What to work on: Give the entries back exactly, dropping each image.

Records to use:
----------------

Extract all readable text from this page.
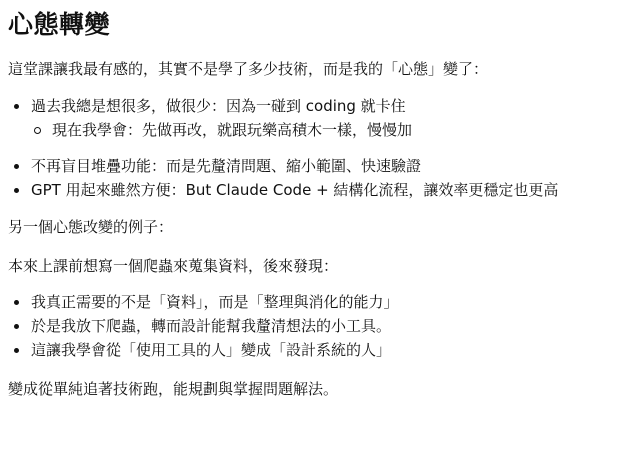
心態轉變

這堂課讓我最有感的，其實不是學了多少技術，而是我的「心態」變了：

過去我總是想很多，做很少：因為一碰到 coding 就卡住
現在我學會：先做再改，就跟玩樂高積木一樣，慢慢加
不再盲目堆疊功能：而是先釐清問題、縮小範圍、快速驗證
GPT 用起來雖然方便：But Claude Code + 結構化流程，讓效率更穩定也更高

另一個心態改變的例子：

本來上課前想寫一個爬蟲來蒐集資料，後來發現：

我真正需要的不是「資料」，而是「整理與消化的能力」
於是我放下爬蟲，轉而設計能幫我釐清想法的小工具。
這讓我學會從「使用工具的人」變成「設計系統的人」

變成從單純追著技術跑，能規劃與掌握問題解法。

----------------

Solution:
Extract all readable text from this page.
心態轉變

這堂課讓我最有感的，其實不是學了多少技術，而是我的「心態」變了：

過去我總是想很多，做很少：因為一碰到 coding 就卡住
現在我學會：先做再改，就跟玩樂高積木一樣，慢慢加
不再盲目堆疊功能：而是先釐清問題、縮小範圍、快速驗證
GPT 用起來雖然方便：But Claude Code + 結構化流程，讓效率更穩定也更高

另一個心態改變的例子：

本來上課前想寫一個爬蟲來蒐集資料，後來發現：

我真正需要的不是「資料」，而是「整理與消化的能力」
於是我放下爬蟲，轉而設計能幫我釐清想法的小工具。
這讓我學會從「使用工具的人」變成「設計系統的人」

變成從單純追著技術跑，能規劃與掌握問題解法。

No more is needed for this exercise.